§ Tasks to carry out
**1.** In the FlexStore text, copy out the passage starting at "The second thing" and ending at "sensible to me.", but swap "dimension table" for "lookup table".
**2.** Translate this sentence from the FlexStore text into French: "FlexStore, as you might guess from its name, provides a flexible approach to storage."

Vertica is column-based. And, as I have discussed many times, columns provide a number of performance advantages in query environments. Which is why there are lots of column-based vendors. However, for precisely that reason, being column-based is no longer much of a differentiator. Naturally, then, you start to think about ways in which you could use columns more effectively. This is what FlexStore does.

FlexStore, as you might guess from its name, provides a flexible approach to storage. It has two major attributes. The first is that you can, in effect, combine columns. For example, in capital markets you might have ask price and bid price as separate columns. Now, these are almost invariably retrieved together in any query so why have them in separate columns requiring two reads, when you could have them in one? This is precisely what FlexStore allows. Moreover, since they both have the same datatype there will be no impact on compression and there is also a beneficial impact on data loading. In addition, bearing in mind that Vertica supports multiple query profiles on different nodes, you can have columns combined in this way for some queries but not combined in others if that is most appropriate for the queries you are processing. Clever stuff.

The second thing that FlexStore allows, which is also pretty neat, is based on the fact that a single block for retrieval purposes is around 1Mb. So, if you have a small table such as a dimension table, which is less than 1Mb in size, why not simply store it in a single block? This, again, is what FlexStore allows you to do. Seems pretty sensible to me.

§ Information given

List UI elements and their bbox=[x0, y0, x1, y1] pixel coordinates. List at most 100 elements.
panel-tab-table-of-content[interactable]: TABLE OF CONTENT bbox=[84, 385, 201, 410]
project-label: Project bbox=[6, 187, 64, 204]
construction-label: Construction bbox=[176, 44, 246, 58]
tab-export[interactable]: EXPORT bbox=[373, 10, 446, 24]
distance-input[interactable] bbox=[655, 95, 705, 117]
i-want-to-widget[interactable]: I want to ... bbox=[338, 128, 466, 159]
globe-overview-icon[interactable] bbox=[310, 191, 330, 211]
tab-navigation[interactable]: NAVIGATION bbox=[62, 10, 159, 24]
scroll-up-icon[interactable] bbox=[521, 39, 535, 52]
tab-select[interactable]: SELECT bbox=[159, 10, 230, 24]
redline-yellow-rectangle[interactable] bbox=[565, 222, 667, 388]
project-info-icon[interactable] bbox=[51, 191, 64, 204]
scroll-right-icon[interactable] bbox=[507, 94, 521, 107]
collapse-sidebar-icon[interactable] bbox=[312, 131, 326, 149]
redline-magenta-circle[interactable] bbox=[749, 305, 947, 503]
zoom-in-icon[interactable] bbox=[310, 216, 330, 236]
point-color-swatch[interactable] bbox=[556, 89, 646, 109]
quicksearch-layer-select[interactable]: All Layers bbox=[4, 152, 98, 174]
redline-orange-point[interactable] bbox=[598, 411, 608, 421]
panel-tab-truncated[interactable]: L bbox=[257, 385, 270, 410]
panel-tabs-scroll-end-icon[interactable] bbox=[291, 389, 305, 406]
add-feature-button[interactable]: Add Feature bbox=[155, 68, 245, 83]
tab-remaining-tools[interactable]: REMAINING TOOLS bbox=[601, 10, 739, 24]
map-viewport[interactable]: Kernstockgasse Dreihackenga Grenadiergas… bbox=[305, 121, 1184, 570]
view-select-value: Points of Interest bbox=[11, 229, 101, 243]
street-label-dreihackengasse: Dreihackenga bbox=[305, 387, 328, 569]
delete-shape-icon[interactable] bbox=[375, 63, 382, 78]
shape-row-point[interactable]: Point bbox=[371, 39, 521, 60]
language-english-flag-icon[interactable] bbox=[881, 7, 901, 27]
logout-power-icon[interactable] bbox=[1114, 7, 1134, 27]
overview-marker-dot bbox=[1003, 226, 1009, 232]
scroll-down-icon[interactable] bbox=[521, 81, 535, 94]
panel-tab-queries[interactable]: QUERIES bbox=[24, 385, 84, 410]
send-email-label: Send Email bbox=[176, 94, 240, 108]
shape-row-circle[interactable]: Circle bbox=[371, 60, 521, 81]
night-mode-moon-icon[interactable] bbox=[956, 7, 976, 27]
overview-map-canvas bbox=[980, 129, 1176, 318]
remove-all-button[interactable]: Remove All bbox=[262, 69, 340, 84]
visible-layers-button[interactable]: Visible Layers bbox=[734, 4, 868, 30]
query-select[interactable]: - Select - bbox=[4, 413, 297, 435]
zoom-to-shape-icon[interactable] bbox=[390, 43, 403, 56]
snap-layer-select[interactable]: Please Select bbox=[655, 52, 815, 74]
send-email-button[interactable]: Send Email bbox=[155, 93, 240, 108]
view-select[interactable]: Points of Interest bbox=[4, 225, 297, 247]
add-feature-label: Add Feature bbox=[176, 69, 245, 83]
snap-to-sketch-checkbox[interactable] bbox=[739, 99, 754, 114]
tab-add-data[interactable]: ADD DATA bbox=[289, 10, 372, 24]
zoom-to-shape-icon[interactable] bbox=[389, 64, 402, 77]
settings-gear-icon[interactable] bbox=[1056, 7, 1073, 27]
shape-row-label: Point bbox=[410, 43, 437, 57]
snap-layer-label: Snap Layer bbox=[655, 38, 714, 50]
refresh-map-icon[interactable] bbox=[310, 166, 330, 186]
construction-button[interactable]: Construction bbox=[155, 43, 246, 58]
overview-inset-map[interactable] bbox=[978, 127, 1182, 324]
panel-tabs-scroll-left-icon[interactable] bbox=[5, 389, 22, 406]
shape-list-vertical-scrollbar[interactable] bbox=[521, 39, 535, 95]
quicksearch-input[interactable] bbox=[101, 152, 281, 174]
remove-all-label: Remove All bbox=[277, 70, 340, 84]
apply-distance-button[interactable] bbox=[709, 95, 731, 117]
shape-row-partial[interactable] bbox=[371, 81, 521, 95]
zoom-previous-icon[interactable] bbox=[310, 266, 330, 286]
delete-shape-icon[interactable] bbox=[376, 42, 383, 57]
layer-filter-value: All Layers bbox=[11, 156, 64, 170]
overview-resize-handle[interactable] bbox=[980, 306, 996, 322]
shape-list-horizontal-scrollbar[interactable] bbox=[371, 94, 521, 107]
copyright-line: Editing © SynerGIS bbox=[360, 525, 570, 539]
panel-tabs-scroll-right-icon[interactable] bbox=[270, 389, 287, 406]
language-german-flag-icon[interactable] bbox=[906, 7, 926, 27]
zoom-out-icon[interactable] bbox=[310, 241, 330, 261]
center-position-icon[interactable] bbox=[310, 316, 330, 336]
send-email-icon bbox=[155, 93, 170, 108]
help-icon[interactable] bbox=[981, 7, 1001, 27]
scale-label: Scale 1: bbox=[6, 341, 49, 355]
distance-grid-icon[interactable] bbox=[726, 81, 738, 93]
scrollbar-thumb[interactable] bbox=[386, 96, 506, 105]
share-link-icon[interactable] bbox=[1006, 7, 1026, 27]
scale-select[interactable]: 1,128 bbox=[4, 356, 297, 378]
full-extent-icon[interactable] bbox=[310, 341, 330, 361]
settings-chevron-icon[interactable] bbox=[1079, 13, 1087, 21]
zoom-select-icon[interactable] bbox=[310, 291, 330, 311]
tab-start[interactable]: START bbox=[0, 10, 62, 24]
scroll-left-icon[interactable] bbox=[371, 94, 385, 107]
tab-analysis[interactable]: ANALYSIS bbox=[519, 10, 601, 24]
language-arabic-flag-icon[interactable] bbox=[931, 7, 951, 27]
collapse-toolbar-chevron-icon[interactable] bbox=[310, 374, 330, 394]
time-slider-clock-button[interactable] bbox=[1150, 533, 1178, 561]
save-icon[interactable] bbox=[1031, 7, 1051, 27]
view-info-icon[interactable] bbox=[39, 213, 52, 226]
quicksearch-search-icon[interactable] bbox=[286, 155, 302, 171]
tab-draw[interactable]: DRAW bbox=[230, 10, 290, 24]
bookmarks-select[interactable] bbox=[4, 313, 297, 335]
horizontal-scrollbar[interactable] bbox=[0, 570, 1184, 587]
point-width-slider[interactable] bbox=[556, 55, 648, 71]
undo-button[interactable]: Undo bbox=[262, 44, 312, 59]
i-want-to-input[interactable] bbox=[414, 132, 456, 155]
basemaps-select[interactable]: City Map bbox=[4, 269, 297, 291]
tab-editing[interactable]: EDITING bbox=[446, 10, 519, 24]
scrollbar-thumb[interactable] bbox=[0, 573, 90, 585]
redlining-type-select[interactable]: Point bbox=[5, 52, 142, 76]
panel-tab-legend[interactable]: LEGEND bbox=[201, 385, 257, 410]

§ Response list
**1.**
The second thing that FlexStore allows, which is also pretty neat, is based on the fact that a single block for retrieval purposes is around 1Mb. So, if you have a small table such as a lookup table, which is less than 1Mb in size, why not simply store it in a single block? This, again, is what FlexStore allows you to do. Seems pretty sensible to me.

**2.** FlexStore, comme son nom le laisse deviner, offre une approche flexible du stockage.